Collected data entries:
──────────

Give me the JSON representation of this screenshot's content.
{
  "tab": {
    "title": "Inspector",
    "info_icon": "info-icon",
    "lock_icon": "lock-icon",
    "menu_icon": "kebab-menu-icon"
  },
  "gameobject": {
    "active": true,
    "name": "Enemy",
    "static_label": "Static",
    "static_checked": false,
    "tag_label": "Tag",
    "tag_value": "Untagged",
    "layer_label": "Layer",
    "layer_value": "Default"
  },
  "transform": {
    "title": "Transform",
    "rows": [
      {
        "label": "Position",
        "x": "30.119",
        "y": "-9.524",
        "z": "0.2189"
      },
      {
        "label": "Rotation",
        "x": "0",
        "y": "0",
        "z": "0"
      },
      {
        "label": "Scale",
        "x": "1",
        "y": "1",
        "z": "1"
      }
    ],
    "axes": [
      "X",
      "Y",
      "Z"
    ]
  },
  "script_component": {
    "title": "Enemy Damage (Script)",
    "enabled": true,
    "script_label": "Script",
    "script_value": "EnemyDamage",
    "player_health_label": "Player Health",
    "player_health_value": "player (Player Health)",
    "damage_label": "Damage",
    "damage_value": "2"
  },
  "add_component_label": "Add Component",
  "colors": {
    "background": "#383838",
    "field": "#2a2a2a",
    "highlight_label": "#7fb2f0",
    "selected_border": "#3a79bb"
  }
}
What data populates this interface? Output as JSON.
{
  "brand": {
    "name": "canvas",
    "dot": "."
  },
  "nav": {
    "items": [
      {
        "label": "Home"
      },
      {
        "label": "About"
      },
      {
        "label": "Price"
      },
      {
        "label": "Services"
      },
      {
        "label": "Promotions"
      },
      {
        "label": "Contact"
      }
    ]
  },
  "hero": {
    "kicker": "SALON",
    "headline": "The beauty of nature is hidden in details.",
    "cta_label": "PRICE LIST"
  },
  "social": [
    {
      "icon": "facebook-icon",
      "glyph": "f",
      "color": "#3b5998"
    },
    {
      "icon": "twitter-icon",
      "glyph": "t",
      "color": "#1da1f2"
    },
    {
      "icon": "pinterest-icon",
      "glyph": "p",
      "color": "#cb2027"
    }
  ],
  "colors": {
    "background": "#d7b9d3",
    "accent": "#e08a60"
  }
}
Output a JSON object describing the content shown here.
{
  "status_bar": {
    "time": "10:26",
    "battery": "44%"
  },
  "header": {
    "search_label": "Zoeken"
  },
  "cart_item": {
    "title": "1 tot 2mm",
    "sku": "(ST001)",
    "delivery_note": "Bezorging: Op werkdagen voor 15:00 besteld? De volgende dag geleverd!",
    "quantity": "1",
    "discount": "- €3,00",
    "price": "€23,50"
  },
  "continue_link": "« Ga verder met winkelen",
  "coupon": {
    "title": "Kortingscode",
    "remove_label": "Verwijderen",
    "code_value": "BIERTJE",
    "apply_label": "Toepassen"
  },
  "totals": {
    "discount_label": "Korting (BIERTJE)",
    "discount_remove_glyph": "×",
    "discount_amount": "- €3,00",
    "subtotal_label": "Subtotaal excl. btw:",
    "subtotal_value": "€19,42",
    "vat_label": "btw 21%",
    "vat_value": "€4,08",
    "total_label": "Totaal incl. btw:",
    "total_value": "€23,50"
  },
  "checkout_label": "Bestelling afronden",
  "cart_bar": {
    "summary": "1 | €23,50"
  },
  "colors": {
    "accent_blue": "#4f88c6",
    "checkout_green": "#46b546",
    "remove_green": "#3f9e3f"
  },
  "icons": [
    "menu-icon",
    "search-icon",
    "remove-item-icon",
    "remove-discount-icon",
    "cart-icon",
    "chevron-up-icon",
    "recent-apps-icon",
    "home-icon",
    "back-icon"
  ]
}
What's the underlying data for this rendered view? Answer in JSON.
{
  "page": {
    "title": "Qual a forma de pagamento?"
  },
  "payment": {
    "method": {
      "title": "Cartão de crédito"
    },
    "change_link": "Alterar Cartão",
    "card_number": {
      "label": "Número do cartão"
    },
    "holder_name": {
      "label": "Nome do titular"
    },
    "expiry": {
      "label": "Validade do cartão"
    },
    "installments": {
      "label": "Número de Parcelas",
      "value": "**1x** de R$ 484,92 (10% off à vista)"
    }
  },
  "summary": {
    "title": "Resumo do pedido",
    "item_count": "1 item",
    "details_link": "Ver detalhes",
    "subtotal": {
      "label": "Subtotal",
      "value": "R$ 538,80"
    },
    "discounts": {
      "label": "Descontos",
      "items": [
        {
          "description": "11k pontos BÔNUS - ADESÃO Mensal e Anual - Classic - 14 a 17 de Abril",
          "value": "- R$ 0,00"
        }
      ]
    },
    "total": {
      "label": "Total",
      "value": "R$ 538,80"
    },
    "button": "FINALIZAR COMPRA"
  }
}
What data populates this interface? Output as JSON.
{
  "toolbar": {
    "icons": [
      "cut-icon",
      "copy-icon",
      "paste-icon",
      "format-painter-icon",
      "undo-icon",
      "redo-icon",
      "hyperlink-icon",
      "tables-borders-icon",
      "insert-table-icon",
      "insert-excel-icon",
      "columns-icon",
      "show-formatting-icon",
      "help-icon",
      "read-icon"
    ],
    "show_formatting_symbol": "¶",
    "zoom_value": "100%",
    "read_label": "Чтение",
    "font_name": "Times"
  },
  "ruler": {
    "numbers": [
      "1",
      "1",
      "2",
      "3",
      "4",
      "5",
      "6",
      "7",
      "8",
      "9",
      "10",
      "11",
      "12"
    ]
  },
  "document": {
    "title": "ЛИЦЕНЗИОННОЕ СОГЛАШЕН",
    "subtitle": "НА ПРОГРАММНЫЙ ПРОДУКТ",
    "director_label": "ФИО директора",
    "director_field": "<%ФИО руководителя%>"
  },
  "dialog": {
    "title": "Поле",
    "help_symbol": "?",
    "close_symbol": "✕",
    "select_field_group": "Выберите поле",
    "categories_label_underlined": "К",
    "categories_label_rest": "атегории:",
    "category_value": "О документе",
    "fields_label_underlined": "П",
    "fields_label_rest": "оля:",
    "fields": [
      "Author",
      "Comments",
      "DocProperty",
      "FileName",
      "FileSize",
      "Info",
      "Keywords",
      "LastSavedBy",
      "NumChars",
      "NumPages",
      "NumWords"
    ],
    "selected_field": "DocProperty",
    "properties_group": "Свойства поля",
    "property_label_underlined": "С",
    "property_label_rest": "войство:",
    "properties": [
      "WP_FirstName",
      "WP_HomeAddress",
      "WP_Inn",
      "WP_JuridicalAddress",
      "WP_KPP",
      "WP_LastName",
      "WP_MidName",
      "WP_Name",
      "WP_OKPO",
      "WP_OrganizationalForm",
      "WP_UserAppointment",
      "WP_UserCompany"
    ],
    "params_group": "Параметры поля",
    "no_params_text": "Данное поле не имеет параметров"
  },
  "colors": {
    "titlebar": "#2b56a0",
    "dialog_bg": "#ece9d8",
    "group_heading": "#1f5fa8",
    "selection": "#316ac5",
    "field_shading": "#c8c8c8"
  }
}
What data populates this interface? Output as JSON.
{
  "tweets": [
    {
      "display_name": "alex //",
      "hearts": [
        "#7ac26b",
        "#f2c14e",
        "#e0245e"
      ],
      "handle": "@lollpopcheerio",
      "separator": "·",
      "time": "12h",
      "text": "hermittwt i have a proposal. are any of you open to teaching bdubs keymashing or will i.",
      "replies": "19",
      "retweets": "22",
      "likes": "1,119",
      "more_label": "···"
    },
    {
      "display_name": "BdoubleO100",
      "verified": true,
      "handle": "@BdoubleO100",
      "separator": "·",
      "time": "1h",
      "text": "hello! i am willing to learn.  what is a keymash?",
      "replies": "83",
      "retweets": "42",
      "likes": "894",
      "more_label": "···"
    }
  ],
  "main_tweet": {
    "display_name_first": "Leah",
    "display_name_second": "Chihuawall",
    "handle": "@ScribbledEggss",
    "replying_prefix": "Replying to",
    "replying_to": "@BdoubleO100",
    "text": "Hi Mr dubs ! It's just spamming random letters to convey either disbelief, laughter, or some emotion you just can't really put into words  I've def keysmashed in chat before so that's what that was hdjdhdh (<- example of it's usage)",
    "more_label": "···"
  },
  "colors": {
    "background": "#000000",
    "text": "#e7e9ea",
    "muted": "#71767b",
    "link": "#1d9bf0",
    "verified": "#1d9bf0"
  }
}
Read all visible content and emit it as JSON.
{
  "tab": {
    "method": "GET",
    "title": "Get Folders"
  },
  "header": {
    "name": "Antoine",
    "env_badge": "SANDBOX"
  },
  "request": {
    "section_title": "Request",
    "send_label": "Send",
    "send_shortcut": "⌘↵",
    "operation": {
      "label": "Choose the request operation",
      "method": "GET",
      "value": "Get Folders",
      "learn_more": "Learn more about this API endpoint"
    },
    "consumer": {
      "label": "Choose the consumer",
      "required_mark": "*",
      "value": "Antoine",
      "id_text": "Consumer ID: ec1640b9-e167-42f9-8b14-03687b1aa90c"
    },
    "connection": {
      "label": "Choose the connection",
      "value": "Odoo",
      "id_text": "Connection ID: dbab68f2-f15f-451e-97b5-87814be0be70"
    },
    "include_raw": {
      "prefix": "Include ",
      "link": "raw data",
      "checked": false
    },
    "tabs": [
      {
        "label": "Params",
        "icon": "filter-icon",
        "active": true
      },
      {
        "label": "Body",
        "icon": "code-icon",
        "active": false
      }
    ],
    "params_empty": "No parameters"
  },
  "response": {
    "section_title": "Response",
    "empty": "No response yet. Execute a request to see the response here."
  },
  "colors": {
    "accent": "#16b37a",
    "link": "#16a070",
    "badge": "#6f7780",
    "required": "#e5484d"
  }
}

──────────

(Problem to solve)
Find every line of the data that holds the string "background", then say how many there are and nothing else.

(Exercise response)
3